- Goal:
Give back all the data exactly, line by line.

»»

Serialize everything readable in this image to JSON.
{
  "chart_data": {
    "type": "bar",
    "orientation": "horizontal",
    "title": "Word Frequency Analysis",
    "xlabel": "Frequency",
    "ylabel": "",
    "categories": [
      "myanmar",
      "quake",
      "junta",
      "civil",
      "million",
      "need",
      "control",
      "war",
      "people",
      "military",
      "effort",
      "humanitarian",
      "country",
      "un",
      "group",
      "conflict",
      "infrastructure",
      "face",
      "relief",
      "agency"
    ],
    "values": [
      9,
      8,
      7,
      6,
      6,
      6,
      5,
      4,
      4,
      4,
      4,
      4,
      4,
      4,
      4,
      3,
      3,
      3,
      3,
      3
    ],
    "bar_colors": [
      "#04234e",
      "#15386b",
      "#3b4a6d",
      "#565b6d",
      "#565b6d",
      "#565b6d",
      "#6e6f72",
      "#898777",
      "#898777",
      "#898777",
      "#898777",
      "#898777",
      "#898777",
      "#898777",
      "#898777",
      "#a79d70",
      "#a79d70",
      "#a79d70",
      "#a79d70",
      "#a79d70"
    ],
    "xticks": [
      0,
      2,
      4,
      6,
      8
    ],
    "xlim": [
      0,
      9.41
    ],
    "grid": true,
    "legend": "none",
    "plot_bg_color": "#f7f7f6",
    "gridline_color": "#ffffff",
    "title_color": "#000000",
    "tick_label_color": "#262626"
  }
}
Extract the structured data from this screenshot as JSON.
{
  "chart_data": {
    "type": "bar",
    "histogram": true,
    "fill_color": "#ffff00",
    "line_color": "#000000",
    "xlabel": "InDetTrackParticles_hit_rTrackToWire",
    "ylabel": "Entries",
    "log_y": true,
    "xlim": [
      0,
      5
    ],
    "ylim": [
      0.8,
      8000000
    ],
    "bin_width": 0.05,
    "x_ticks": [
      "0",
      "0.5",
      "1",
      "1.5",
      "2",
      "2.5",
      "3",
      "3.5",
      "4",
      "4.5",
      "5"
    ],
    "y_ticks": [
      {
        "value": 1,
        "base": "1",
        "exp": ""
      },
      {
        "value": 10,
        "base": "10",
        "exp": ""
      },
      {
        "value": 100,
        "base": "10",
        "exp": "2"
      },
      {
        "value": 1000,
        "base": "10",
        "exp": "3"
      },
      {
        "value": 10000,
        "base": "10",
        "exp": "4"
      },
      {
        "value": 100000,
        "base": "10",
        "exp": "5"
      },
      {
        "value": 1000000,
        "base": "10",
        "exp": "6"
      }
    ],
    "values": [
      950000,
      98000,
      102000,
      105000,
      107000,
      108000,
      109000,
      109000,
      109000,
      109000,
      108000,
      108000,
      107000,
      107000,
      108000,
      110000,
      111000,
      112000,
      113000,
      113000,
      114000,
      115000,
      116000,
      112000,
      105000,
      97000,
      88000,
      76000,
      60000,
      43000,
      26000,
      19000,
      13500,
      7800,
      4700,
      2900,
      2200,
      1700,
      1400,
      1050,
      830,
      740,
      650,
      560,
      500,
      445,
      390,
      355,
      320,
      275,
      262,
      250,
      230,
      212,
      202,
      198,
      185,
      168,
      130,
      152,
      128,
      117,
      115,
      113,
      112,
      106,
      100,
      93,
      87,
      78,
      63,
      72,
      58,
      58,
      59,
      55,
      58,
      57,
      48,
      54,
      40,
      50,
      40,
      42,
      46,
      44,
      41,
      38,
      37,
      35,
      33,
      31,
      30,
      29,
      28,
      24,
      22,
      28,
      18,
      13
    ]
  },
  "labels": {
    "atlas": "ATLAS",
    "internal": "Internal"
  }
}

««

- Written solution:
Serialize everything readable in this image to JSON.
{
  "chart_data": {
    "type": "bar",
    "orientation": "horizontal",
    "title": "Word Frequency Analysis",
    "xlabel": "Frequency",
    "ylabel": "",
    "categories": [
      "myanmar",
      "quake",
      "junta",
      "civil",
      "million",
      "need",
      "control",
      "war",
      "people",
      "military",
      "effort",
      "humanitarian",
      "country",
      "un",
      "group",
      "conflict",
      "infrastructure",
      "face",
      "relief",
      "agency"
    ],
    "values": [
      9,
      8,
      7,
      6,
      6,
      6,
      5,
      4,
      4,
      4,
      4,
      4,
      4,
      4,
      4,
      3,
      3,
      3,
      3,
      3
    ],
    "bar_colors": [
      "#04234e",
      "#15386b",
      "#3b4a6d",
      "#565b6d",
      "#565b6d",
      "#565b6d",
      "#6e6f72",
      "#898777",
      "#898777",
      "#898777",
      "#898777",
      "#898777",
      "#898777",
      "#898777",
      "#898777",
      "#a79d70",
      "#a79d70",
      "#a79d70",
      "#a79d70",
      "#a79d70"
    ],
    "xticks": [
      0,
      2,
      4,
      6,
      8
    ],
    "xlim": [
      0,
      9.41
    ],
    "grid": true,
    "legend": "none",
    "plot_bg_color": "#f7f7f6",
    "gridline_color": "#ffffff",
    "title_color": "#000000",
    "tick_label_color": "#262626"
  }
}
Extract the structured data from this screenshot as JSON.
{
  "chart_data": {
    "type": "bar",
    "histogram": true,
    "fill_color": "#ffff00",
    "line_color": "#000000",
    "xlabel": "InDetTrackParticles_hit_rTrackToWire",
    "ylabel": "Entries",
    "log_y": true,
    "xlim": [
      0,
      5
    ],
    "ylim": [
      0.8,
      8000000
    ],
    "bin_width": 0.05,
    "x_ticks": [
      "0",
      "0.5",
      "1",
      "1.5",
      "2",
      "2.5",
      "3",
      "3.5",
      "4",
      "4.5",
      "5"
    ],
    "y_ticks": [
      {
        "value": 1,
        "base": "1",
        "exp": ""
      },
      {
        "value": 10,
        "base": "10",
        "exp": ""
      },
      {
        "value": 100,
        "base": "10",
        "exp": "2"
      },
      {
        "value": 1000,
        "base": "10",
        "exp": "3"
      },
      {
        "value": 10000,
        "base": "10",
        "exp": "4"
      },
      {
        "value": 100000,
        "base": "10",
        "exp": "5"
      },
      {
        "value": 1000000,
        "base": "10",
        "exp": "6"
      }
    ],
    "values": [
      950000,
      98000,
      102000,
      105000,
      107000,
      108000,
      109000,
      109000,
      109000,
      109000,
      108000,
      108000,
      107000,
      107000,
      108000,
      110000,
      111000,
      112000,
      113000,
      113000,
      114000,
      115000,
      116000,
      112000,
      105000,
      97000,
      88000,
      76000,
      60000,
      43000,
      26000,
      19000,
      13500,
      7800,
      4700,
      2900,
      2200,
      1700,
      1400,
      1050,
      830,
      740,
      650,
      560,
      500,
      445,
      390,
      355,
      320,
      275,
      262,
      250,
      230,
      212,
      202,
      198,
      185,
      168,
      130,
      152,
      128,
      117,
      115,
      113,
      112,
      106,
      100,
      93,
      87,
      78,
      63,
      72,
      58,
      58,
      59,
      55,
      58,
      57,
      48,
      54,
      40,
      50,
      40,
      42,
      46,
      44,
      41,
      38,
      37,
      35,
      33,
      31,
      30,
      29,
      28,
      24,
      22,
      28,
      18,
      13
    ]
  },
  "labels": {
    "atlas": "ATLAS",
    "internal": "Internal"
  }
}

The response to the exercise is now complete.